> _Source data_:
— begin —

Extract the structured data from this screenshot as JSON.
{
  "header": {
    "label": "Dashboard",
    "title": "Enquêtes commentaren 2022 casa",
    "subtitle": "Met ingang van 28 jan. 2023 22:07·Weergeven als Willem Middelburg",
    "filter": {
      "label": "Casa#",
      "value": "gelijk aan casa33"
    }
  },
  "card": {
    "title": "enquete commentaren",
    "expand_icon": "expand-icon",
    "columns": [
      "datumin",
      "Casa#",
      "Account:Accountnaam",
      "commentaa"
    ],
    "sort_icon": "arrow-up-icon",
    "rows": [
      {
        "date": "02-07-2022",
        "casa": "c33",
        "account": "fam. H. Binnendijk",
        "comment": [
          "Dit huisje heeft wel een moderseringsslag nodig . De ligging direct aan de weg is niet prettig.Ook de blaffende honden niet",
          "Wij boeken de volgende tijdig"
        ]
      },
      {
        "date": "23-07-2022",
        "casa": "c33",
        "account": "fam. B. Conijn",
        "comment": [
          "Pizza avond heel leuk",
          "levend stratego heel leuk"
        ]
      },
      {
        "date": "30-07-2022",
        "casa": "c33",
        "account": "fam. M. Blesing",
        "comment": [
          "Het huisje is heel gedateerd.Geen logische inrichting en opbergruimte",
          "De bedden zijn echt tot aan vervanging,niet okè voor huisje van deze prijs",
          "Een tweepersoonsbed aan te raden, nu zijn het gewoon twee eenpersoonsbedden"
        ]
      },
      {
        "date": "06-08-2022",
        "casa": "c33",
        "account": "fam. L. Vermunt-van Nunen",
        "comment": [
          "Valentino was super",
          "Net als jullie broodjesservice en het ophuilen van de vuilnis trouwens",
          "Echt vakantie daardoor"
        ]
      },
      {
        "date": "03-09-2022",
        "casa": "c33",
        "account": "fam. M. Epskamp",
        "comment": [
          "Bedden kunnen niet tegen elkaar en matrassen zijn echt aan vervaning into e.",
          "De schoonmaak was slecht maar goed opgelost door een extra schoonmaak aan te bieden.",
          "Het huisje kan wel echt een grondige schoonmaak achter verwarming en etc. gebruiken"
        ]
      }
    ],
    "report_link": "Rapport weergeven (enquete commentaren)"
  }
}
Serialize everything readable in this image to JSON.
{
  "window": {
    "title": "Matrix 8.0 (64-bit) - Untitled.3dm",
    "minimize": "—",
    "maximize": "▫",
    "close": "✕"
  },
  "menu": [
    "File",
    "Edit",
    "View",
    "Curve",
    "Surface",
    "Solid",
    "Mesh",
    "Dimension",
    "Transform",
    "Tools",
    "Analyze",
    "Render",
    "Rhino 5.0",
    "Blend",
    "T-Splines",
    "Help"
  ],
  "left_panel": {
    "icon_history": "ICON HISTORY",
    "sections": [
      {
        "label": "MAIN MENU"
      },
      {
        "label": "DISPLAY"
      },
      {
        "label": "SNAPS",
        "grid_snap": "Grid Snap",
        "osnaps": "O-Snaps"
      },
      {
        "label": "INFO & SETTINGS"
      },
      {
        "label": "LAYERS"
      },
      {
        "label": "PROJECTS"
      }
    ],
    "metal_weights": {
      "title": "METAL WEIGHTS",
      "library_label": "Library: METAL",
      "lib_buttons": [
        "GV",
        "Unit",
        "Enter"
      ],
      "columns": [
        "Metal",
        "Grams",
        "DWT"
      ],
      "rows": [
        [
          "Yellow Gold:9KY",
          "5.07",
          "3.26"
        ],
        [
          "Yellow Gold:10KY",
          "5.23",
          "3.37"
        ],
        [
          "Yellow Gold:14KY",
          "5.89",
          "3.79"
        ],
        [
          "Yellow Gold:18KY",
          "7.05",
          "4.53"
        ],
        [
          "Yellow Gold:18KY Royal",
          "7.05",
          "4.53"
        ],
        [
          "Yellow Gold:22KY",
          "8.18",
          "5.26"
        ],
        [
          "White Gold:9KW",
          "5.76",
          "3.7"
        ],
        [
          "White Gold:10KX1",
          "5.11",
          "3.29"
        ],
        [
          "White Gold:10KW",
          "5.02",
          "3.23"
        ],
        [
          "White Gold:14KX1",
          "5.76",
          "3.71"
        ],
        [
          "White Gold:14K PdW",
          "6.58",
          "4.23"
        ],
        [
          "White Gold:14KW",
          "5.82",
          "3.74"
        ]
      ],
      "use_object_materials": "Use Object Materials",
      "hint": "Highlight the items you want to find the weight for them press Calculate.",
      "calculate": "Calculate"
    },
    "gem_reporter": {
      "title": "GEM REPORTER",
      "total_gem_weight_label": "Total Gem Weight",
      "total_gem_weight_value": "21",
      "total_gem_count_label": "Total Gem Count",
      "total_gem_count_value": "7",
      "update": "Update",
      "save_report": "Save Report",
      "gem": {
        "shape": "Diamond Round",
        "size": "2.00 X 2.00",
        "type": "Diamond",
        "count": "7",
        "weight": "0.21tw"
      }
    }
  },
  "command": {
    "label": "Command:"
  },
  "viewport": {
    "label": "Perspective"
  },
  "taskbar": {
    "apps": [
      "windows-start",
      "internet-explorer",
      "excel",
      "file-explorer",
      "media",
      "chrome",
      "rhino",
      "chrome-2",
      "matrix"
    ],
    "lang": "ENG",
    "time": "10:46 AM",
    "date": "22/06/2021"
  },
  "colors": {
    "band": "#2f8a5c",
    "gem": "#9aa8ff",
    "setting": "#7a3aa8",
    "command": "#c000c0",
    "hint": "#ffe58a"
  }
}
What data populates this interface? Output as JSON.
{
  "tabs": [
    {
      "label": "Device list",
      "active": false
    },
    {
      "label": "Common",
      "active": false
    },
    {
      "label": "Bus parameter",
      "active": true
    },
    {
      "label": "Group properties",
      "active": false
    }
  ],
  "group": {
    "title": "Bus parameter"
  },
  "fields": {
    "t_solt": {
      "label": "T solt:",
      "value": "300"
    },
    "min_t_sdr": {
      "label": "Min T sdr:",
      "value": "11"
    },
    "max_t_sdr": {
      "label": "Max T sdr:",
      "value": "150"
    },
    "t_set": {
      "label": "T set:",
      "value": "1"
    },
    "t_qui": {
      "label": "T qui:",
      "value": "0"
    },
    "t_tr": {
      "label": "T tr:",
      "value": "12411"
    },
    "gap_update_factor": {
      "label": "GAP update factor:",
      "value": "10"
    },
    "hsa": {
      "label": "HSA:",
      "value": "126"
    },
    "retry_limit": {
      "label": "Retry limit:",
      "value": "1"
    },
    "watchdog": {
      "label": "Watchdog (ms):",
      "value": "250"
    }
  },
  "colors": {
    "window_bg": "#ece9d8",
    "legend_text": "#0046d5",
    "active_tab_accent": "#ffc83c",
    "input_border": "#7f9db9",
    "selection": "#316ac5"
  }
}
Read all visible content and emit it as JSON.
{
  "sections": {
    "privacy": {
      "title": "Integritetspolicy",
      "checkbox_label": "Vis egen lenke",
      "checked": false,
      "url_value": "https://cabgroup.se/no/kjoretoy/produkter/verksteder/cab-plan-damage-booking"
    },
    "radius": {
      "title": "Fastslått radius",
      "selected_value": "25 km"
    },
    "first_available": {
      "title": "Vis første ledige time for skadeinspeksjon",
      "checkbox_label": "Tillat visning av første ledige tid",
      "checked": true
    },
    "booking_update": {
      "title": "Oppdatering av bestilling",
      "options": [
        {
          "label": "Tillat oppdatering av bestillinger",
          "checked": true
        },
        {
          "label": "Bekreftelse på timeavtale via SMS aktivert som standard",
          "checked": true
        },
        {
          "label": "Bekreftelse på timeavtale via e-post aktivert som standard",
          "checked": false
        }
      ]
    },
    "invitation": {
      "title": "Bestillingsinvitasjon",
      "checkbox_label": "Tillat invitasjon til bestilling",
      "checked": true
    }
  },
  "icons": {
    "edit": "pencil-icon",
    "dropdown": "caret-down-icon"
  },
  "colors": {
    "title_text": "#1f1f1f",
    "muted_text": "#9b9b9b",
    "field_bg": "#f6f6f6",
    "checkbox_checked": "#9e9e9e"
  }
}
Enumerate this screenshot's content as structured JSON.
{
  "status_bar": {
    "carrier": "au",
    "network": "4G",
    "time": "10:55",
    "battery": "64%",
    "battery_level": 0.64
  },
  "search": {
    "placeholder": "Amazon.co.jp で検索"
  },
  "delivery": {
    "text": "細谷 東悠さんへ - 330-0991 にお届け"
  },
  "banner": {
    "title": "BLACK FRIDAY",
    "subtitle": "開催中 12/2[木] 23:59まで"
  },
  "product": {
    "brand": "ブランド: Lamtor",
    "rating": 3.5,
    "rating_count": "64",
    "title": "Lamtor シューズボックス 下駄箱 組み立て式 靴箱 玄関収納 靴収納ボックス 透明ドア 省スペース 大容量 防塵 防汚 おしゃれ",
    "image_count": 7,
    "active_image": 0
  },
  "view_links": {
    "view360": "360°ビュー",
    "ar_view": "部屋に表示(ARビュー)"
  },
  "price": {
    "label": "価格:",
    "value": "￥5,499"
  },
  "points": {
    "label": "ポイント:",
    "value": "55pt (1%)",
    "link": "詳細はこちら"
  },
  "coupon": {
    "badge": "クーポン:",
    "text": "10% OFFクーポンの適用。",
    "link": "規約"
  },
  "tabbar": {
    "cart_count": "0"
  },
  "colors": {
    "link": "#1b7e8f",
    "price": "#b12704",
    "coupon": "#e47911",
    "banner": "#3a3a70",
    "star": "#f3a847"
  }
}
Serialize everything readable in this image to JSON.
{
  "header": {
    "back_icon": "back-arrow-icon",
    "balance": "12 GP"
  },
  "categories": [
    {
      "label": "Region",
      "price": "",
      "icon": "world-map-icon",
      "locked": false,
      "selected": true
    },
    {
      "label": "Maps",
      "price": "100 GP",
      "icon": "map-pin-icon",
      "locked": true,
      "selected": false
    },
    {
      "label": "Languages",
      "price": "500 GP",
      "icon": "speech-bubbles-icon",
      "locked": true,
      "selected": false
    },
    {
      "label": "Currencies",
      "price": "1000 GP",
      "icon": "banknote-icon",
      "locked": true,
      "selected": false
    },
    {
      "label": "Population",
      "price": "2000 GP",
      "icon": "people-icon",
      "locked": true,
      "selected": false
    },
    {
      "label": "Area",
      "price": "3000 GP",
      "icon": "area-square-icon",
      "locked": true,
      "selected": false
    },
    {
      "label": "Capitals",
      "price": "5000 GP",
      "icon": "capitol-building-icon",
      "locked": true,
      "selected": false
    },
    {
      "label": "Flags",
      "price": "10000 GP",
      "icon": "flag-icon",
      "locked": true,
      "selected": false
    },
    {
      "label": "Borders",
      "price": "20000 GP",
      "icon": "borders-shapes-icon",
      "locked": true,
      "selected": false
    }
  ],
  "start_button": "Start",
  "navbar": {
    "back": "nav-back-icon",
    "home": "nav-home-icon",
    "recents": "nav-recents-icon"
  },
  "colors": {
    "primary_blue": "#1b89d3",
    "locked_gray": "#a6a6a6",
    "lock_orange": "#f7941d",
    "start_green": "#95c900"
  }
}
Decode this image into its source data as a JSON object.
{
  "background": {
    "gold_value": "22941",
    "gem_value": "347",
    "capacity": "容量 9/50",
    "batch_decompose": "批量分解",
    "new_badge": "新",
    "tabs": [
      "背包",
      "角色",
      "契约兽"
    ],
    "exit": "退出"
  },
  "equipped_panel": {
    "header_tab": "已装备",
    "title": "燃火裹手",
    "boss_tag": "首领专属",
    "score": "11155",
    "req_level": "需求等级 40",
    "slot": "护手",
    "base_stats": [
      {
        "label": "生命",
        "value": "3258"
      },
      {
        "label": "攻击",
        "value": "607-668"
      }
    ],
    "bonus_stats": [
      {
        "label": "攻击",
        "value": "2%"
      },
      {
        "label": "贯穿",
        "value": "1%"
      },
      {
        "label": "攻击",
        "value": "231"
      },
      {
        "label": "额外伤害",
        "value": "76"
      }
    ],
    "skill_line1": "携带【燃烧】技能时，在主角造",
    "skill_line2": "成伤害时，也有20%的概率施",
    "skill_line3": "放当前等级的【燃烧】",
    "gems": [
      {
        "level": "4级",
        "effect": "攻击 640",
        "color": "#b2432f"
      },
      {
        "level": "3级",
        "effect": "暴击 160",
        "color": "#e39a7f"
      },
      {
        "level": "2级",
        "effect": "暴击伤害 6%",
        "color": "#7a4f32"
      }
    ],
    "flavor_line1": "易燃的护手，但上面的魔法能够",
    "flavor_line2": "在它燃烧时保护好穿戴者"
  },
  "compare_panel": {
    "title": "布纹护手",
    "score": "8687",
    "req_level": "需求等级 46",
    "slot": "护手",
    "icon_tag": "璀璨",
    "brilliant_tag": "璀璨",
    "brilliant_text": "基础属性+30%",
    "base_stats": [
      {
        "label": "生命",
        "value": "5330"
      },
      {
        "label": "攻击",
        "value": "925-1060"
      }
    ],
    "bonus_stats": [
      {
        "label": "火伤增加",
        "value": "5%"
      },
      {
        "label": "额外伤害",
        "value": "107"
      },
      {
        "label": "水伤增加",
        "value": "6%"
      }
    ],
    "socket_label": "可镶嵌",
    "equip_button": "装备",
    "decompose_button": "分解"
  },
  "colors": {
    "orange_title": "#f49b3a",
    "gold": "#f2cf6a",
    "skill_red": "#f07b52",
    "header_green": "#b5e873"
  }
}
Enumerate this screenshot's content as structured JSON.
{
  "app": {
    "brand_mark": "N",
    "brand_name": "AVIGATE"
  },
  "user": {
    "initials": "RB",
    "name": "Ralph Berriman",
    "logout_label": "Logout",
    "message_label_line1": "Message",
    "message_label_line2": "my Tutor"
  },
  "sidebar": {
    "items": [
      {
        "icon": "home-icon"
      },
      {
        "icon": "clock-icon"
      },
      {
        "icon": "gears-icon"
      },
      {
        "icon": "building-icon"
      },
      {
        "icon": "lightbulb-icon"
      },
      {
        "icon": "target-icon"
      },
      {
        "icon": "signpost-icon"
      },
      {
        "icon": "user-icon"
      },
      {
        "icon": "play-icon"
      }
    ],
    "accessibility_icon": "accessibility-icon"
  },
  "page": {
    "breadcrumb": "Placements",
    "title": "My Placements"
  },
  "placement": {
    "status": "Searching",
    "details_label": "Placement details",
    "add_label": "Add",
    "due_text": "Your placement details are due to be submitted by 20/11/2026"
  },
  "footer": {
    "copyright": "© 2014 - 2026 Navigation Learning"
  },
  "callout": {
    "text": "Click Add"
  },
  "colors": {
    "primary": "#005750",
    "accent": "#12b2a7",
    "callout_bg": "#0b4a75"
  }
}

— end —

> _What to produce_:
Gather every line from the listing above in which "commentaren" appears, and copy those lines.

> _Exercise solution_:
    "title": "Enquêtes commentaren 2022 casa",
    "title": "enquete commentaren",
    "report_link": "Rapport weergeven (enquete commentaren)"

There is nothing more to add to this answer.